▶ **Task details**
Gather the lines from the material that contain "text".

[begin Record excerpts]

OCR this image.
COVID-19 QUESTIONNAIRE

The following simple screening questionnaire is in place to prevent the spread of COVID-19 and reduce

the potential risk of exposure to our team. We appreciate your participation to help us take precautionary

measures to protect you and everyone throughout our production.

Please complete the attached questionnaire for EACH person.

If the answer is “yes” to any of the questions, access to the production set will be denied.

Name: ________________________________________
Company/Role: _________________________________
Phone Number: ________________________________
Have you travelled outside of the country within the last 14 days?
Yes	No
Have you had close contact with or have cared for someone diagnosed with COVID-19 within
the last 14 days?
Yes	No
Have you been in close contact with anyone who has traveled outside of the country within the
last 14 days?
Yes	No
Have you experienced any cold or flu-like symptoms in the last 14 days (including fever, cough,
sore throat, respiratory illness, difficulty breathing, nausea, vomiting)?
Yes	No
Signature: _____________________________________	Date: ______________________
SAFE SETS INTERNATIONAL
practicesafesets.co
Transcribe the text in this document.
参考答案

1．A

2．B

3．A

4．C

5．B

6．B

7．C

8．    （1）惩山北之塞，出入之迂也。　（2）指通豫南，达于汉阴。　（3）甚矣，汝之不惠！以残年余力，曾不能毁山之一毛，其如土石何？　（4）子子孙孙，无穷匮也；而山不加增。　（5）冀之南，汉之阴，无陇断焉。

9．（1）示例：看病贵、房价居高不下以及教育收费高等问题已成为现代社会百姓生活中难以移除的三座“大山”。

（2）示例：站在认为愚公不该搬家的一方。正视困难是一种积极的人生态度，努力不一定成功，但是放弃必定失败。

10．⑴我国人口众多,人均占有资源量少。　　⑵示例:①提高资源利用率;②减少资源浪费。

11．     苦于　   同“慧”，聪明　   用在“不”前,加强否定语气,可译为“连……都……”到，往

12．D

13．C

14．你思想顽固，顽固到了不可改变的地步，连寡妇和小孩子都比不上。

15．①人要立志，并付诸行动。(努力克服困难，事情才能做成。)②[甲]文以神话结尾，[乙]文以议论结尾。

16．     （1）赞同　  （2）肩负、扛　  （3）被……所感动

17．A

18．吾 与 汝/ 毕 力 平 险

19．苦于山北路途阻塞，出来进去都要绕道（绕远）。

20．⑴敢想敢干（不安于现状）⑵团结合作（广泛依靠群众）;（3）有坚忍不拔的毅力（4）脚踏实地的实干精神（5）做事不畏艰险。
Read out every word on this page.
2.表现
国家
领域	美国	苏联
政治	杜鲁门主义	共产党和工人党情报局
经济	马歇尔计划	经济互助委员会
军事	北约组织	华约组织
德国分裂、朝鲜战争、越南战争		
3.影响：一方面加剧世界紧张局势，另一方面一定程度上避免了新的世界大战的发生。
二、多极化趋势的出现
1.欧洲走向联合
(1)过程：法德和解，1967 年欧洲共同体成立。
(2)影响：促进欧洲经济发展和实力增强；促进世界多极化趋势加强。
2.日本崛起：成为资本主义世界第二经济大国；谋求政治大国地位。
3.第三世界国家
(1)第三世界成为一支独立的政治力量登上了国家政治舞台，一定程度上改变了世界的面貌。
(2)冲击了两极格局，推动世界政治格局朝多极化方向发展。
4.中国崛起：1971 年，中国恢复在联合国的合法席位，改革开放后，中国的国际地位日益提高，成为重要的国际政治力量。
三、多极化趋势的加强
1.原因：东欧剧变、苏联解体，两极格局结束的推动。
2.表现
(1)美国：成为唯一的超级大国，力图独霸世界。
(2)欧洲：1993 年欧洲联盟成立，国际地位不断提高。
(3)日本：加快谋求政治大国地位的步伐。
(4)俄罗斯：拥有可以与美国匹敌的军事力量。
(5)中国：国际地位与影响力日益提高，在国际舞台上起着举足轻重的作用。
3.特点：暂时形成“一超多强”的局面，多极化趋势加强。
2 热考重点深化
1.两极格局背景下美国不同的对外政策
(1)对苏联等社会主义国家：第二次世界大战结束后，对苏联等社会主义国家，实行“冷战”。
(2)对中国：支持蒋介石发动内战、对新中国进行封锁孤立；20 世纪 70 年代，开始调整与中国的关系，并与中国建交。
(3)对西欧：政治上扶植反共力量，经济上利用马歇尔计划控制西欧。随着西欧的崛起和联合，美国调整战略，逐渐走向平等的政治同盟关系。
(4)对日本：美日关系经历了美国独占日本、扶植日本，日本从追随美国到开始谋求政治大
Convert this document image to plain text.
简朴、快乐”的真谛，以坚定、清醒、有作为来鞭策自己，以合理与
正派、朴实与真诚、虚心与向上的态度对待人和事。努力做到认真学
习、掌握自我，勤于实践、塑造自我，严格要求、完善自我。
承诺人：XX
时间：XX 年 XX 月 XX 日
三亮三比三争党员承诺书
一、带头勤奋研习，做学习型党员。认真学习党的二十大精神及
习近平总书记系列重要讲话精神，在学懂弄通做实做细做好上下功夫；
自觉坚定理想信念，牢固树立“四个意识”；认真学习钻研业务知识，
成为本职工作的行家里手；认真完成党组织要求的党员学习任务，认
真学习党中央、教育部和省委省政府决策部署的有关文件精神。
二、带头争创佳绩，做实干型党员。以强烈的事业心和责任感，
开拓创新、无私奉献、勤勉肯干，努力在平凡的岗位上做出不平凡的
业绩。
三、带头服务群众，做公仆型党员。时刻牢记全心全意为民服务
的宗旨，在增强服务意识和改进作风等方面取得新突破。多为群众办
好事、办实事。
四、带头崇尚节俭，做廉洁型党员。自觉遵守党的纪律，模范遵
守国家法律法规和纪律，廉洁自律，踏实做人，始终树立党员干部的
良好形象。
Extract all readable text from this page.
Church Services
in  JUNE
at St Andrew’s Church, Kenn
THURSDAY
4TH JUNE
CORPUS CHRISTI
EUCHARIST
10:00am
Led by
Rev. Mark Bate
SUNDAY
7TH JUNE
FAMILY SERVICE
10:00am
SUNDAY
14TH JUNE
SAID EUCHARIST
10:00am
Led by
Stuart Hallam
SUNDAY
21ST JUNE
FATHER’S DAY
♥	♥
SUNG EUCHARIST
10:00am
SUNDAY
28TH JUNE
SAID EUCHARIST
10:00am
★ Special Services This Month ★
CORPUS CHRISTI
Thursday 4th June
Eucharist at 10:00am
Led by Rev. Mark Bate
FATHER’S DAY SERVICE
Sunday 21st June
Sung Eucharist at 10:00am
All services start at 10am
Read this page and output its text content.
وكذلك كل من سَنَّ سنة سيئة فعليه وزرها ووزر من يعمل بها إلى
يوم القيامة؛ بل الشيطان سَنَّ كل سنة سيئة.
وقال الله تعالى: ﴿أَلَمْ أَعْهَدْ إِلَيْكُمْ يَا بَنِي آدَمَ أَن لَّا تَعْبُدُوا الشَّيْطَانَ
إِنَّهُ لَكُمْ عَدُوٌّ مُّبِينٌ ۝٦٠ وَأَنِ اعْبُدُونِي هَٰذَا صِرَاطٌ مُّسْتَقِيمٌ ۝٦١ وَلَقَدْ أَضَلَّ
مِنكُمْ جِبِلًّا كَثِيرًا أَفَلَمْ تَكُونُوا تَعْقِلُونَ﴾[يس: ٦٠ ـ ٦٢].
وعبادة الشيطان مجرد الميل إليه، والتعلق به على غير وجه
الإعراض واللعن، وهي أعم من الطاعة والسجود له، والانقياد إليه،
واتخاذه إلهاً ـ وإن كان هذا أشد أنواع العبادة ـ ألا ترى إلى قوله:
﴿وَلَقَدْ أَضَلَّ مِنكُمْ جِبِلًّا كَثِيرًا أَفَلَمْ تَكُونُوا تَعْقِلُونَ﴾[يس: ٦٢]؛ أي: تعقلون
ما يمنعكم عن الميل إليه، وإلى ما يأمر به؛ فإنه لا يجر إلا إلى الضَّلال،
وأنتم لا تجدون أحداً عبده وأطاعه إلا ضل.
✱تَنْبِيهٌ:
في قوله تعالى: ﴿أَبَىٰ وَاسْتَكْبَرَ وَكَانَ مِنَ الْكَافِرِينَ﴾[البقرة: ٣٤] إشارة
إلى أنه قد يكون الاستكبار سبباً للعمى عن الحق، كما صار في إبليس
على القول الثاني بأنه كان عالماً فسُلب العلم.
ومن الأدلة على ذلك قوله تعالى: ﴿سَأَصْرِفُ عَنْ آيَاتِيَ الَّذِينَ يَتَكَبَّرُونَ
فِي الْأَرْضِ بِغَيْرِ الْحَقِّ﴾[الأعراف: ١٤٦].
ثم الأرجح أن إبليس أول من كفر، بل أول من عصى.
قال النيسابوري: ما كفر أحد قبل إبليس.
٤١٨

[end Record excerpts]

▶ **The output**
Transcribe the text in this document.
Convert this document image to plain text.
Extract all readable text from this page.
Read this page and output its text content.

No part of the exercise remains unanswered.